## WHAT IS ASKED
Identify the line with "Type out the text in this image."; copy word for word that line and every one after it, to the end of the listing. Exclude pictures.

## THE INPUT
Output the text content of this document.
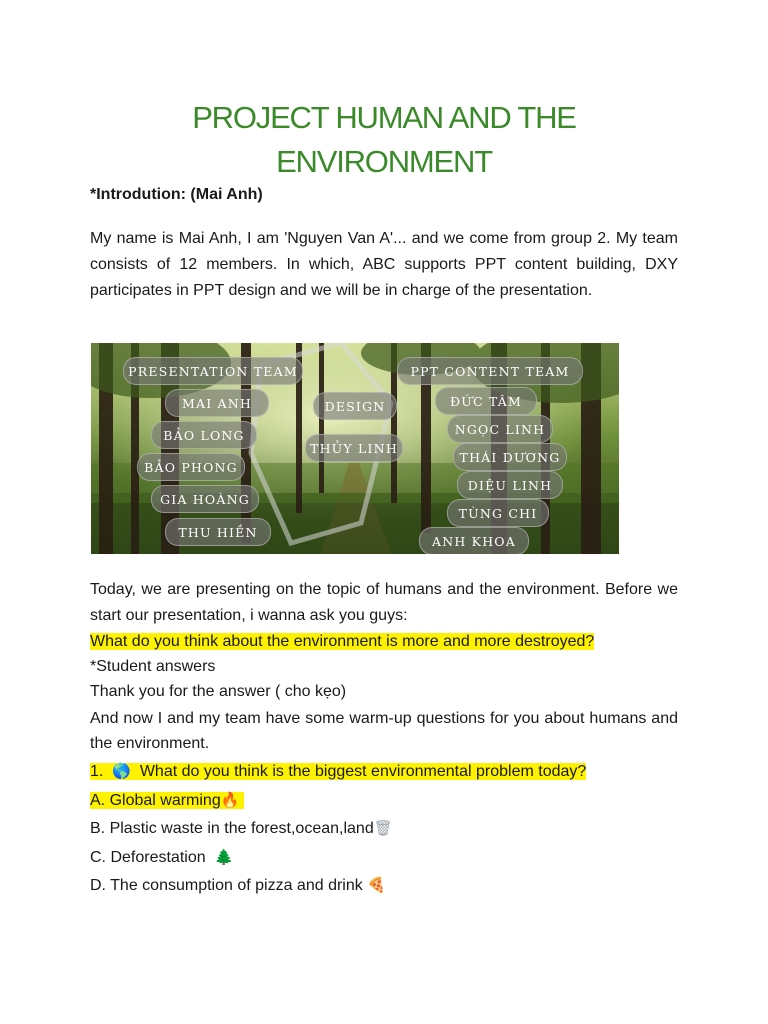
PROJECT HUMAN AND THE
ENVIRONMENT
*Introdution: (Mai Anh)
My name is Mai Anh, I am 'Nguyen Van A'... and we come from group 2. My team consists of 12 members. In which, ABC supports PPT content building, DXY participates in PPT design and we will be in charge of the presentation.
PRESENTATION TEAM
MAI ANH
BẢO LONG
BẢO PHONG
GIA HOÀNG
THU HIỀN
DESIGN
THỦY LINH
PPT CONTENT TEAM
ĐỨC TÂM
NGỌC LINH
THÁI DƯƠNG
DIỆU LINH
TÙNG CHI
ANH KHOA
Today, we are presenting on the topic of humans and the environment. Before we start our presentation, i wanna ask you guys:
What do you think about the environment is more and more destroyed?
*Student answers
Thank you for the answer ( cho kẹo)
And now I and my team have some warm-up questions for you about humans and the environment.
1. 🌎 What do you think is the biggest environmental problem today?
A. Global warming🔥
B. Plastic waste in the forest,ocean,land🗑
C. Deforestation 🌲
D. The consumption of pizza and drink 🍕
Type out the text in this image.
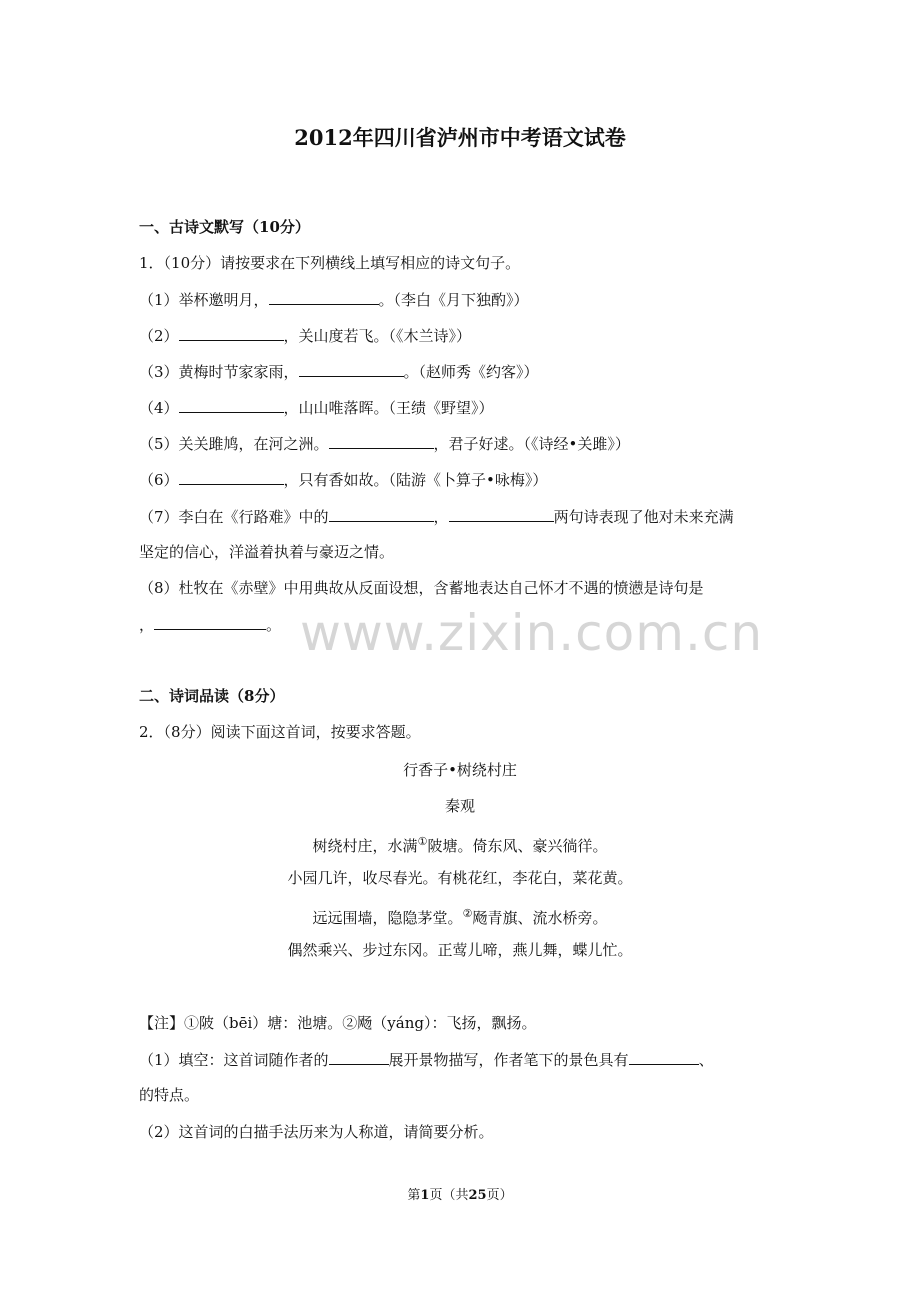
2012年四川省泸州市中考语文试卷
一、古诗文默写（10分）
1．（10分）请按要求在下列横线上填写相应的诗文句子。
（1）举杯邀明月，	。（李白《月下独酌》）
（2）	，关山度若飞。（《木兰诗》）
（3）黄梅时节家家雨，	。（赵师秀《约客》）
（4）	，山山唯落晖。（王绩《野望》）
（5）关关雎鸠，在河之洲。	，君子好逑。（《诗经•关雎》）
（6）	，只有香如故。（陆游《卜算子•咏梅》）
（7）李白在《行路难》中的	，	两句诗表现了他对未来充满
坚定的信心，洋溢着执着与豪迈之情。
（8）杜牧在《赤壁》中用典故从反面设想，含蓄地表达自己怀才不遇的愤懑是诗句是
，	。 www.zixin.com.cn
二、诗词品读（8分）
2．（8分）阅读下面这首词，按要求答题。
行香子•树绕村庄
秦观
树绕村庄，水满①陂塘。倚东风、豪兴徜徉。
小园几许，收尽春光。有桃花红，李花白，菜花黄。
远远围墙，隐隐茅堂。②飏青旗、流水桥旁。
偶然乘兴、步过东冈。正莺儿啼，燕儿舞，蝶儿忙。
【注】①陂（bēi）塘：池塘。②飏（yáng）：飞扬，飘扬。
（1）填空：这首词随作者的	展开景物描写，作者笔下的景色具有	、
的特点。
（2）这首词的白描手法历来为人称道，请简要分析。
第1页（共25页）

## RESPONSE
Type out the text in this image.
2012年四川省泸州市中考语文试卷
一、古诗文默写（10分）
1．（10分）请按要求在下列横线上填写相应的诗文句子。
（1）举杯邀明月，	。（李白《月下独酌》）
（2）	，关山度若飞。（《木兰诗》）
（3）黄梅时节家家雨，	。（赵师秀《约客》）
（4）	，山山唯落晖。（王绩《野望》）
（5）关关雎鸠，在河之洲。	，君子好逑。（《诗经•关雎》）
（6）	，只有香如故。（陆游《卜算子•咏梅》）
（7）李白在《行路难》中的	，	两句诗表现了他对未来充满
坚定的信心，洋溢着执着与豪迈之情。
（8）杜牧在《赤壁》中用典故从反面设想，含蓄地表达自己怀才不遇的愤懑是诗句是
，	。 www.zixin.com.cn
二、诗词品读（8分）
2．（8分）阅读下面这首词，按要求答题。
行香子•树绕村庄
秦观
树绕村庄，水满①陂塘。倚东风、豪兴徜徉。
小园几许，收尽春光。有桃花红，李花白，菜花黄。
远远围墙，隐隐茅堂。②飏青旗、流水桥旁。
偶然乘兴、步过东冈。正莺儿啼，燕儿舞，蝶儿忙。
【注】①陂（bēi）塘：池塘。②飏（yáng）：飞扬，飘扬。
（1）填空：这首词随作者的	展开景物描写，作者笔下的景色具有	、
的特点。
（2）这首词的白描手法历来为人称道，请简要分析。
第1页（共25页）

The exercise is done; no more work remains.